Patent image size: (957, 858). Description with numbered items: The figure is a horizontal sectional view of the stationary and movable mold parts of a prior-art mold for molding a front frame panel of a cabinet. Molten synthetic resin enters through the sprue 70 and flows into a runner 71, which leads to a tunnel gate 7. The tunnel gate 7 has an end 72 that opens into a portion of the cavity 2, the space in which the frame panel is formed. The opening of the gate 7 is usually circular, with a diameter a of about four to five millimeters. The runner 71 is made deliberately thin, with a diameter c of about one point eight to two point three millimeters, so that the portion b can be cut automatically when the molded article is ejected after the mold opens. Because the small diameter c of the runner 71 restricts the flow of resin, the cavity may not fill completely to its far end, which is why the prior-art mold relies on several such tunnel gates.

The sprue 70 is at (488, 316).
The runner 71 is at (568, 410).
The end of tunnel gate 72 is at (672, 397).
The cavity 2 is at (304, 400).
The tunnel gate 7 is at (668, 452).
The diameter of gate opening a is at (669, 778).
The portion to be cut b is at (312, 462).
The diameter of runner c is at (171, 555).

== Goal ==
Reproduce each of the items above verbatim, one line at a time.

== Exercise result ==
Patent image size: (957, 858). Description with numbered items: The figure is a horizontal sectional view of the stationary and movable mold parts of a prior-art mold for molding a front frame panel of a cabinet. Molten synthetic resin enters through the sprue 70 and flows into a runner 71, which leads to a tunnel gate 7. The tunnel gate 7 has an end 72 that opens into a portion of the cavity 2, the space in which the frame panel is formed. The opening of the gate 7 is usually circular, with a diameter a of about four to five millimeters. The runner 71 is made deliberately thin, with a diameter c of about one point eight to two point three millimeters, so that the portion b can be cut automatically when the molded article is ejected after the mold opens. Because the small diameter c of the runner 71 restricts the flow of resin, the cavity may not fill completely to its far end, which is why the prior-art mold relies on several such tunnel gates.

The sprue 70 is at (488, 316).
The runner 71 is at (568, 410).
The end of tunnel gate 72 is at (672, 397).
The cavity 2 is at (304, 400).
The tunnel gate 7 is at (668, 452).
The diameter of gate opening a is at (669, 778).
The portion to be cut b is at (312, 462).
The diameter of runner c is at (171, 555).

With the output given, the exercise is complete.